### Do this
Scan the records and identify every line in which the string "Avoidance" occurs, then return those lines.
[begin Information supplied]
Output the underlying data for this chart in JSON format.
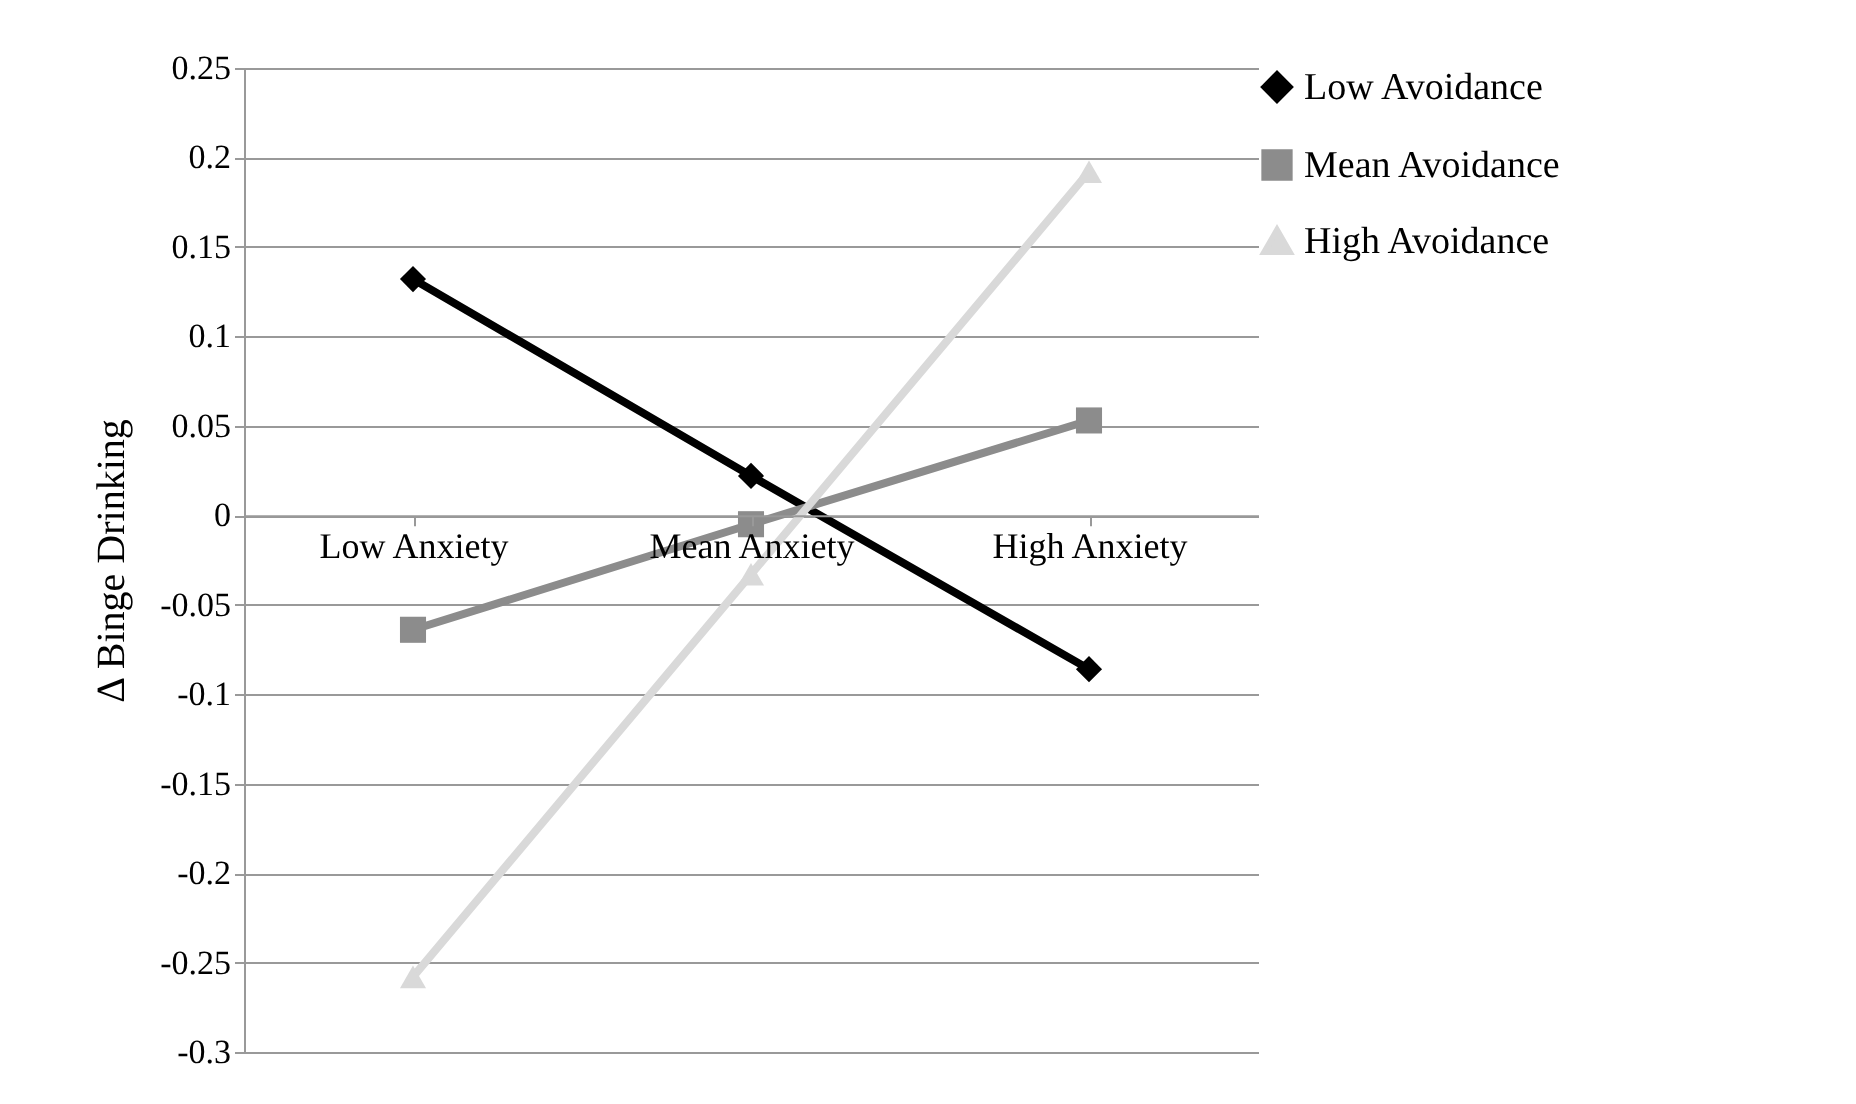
{
  "chart_data": {
    "type": "line",
    "ylabel": "Δ Binge Drinking",
    "categories": [
      "Low Anxiety",
      "Mean Anxiety",
      "High Anxiety"
    ],
    "series": [
      {
        "name": "Low Avoidance",
        "color": "#000000",
        "marker": "diamond",
        "values": [
          0.132,
          0.022,
          -0.086
        ]
      },
      {
        "name": "Mean Avoidance",
        "color": "#8c8c8c",
        "marker": "square",
        "values": [
          -0.064,
          -0.005,
          0.053
        ]
      },
      {
        "name": "High Avoidance",
        "color": "#d9d9d9",
        "marker": "triangle",
        "values": [
          -0.258,
          -0.033,
          0.192
        ]
      }
    ],
    "ylim": [
      -0.3,
      0.25
    ],
    "yticks": [
      -0.3,
      -0.25,
      -0.2,
      -0.15,
      -0.1,
      -0.05,
      0,
      0.05,
      0.1,
      0.15,
      0.2,
      0.25
    ],
    "grid": "y",
    "legend": "right",
    "line_style": "solid"
  }
}
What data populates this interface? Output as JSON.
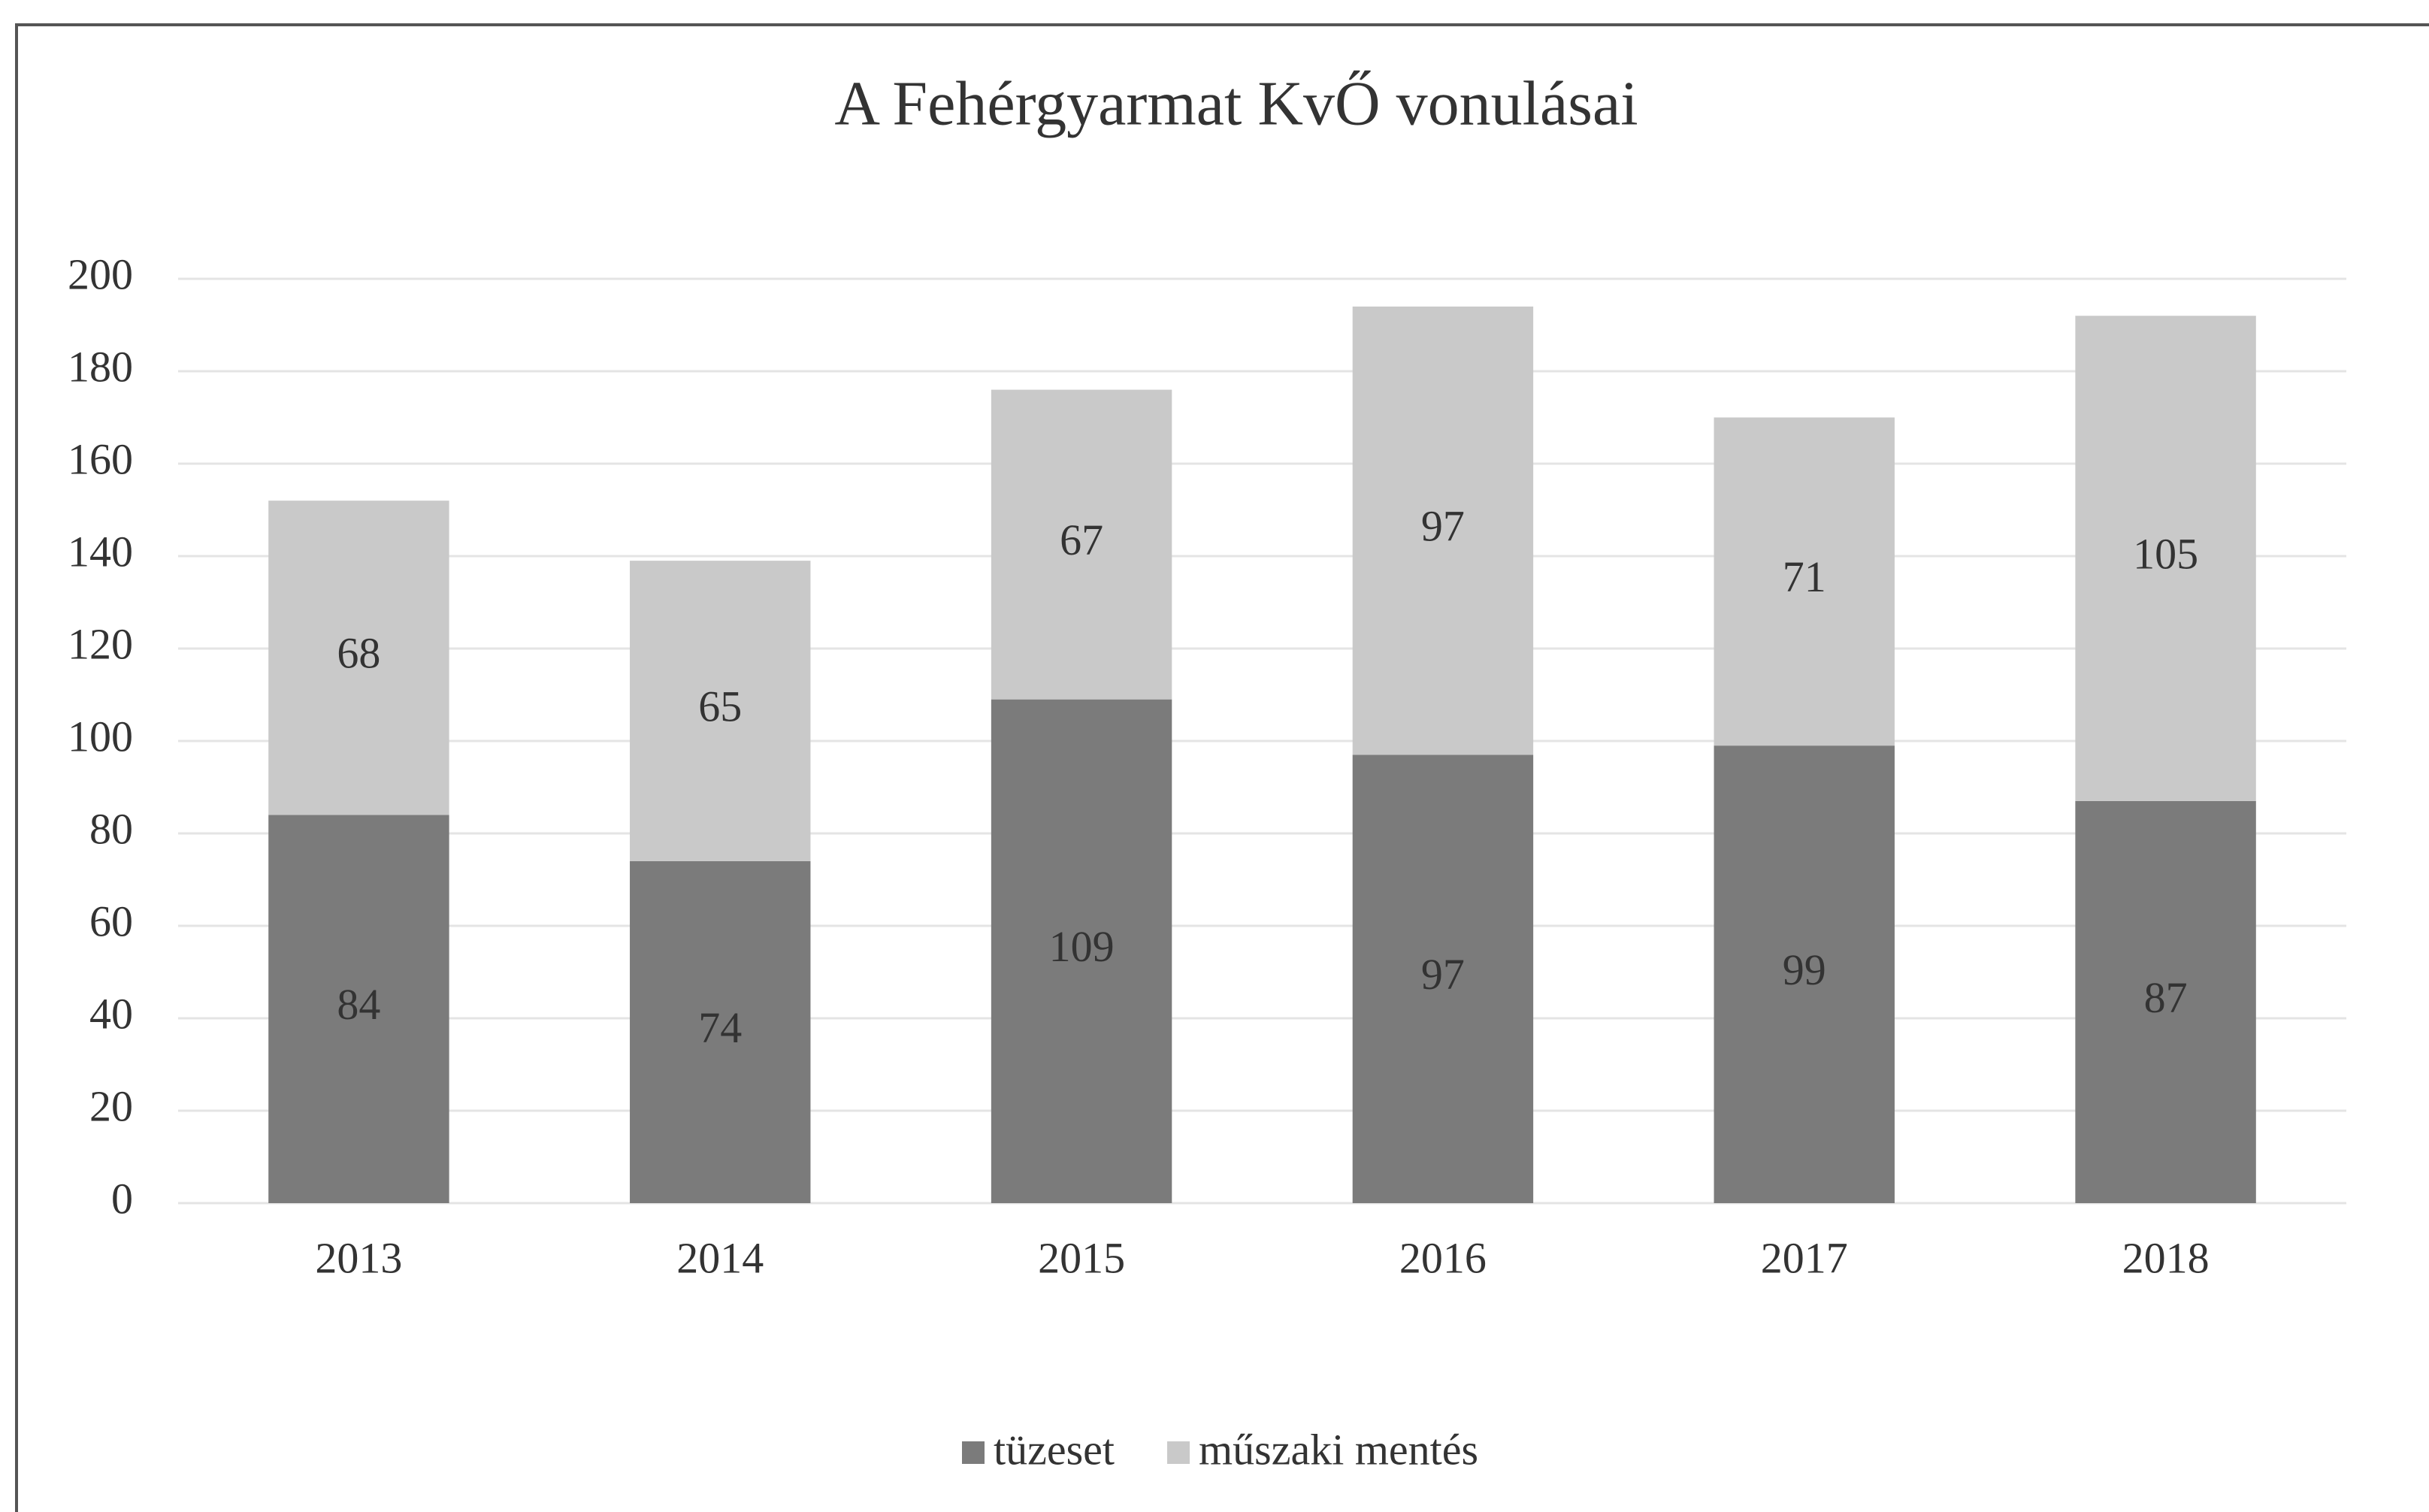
{
  "chart_data": {
    "type": "stacked_bar",
    "title": "A Fehérgyarmat KvŐ vonulásai",
    "categories": [
      "2013",
      "2014",
      "2015",
      "2016",
      "2017",
      "2018"
    ],
    "series": [
      {
        "name": "tüzeset",
        "color": "#7b7b7b",
        "values": [
          84,
          74,
          109,
          97,
          99,
          87
        ]
      },
      {
        "name": "műszaki mentés",
        "color": "#c9c9c9",
        "values": [
          68,
          65,
          67,
          97,
          71,
          105
        ]
      }
    ],
    "ylim": [
      0,
      200
    ],
    "yticks": [
      0,
      20,
      40,
      60,
      80,
      100,
      120,
      140,
      160,
      180,
      200
    ],
    "grid": true,
    "legend": "bottom"
  }
}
[end Information supplied]
### Task solution
        "name": "Low Avoidance",
        "name": "Mean Avoidance",
        "name": "High Avoidance",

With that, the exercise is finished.